- _Objective_
Draw out every line with the word "Efficiency" from the listing below.

- _Provided records_
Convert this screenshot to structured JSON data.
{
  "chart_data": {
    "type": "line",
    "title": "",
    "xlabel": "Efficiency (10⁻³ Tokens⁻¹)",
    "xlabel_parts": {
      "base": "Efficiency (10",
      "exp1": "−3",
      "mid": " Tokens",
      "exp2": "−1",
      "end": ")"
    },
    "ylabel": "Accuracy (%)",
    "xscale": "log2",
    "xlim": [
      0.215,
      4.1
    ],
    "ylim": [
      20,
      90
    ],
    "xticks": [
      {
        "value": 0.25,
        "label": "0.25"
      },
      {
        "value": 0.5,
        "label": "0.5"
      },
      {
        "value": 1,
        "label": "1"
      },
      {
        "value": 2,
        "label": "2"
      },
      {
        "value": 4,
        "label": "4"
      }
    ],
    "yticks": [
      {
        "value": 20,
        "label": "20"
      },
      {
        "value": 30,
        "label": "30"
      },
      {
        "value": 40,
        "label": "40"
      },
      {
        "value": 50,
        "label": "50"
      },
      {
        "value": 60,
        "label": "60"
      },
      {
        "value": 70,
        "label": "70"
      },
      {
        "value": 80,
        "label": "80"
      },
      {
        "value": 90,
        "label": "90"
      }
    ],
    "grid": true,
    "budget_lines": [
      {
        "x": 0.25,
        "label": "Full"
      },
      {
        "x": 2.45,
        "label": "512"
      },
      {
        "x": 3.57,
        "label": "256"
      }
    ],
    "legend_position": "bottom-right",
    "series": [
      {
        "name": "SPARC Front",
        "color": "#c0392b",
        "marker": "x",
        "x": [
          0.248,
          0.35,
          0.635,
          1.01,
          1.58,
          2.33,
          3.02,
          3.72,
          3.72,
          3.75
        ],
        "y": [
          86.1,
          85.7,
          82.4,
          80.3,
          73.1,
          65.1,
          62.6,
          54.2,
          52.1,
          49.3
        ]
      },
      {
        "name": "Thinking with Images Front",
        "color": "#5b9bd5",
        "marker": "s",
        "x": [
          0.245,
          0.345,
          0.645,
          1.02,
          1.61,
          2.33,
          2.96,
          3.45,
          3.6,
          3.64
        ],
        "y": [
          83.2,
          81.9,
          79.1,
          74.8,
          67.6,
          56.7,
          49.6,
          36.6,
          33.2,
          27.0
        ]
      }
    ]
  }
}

- _Task response_
    "xlabel": "Efficiency (10⁻³ Tokens⁻¹)",
      "base": "Efficiency (10",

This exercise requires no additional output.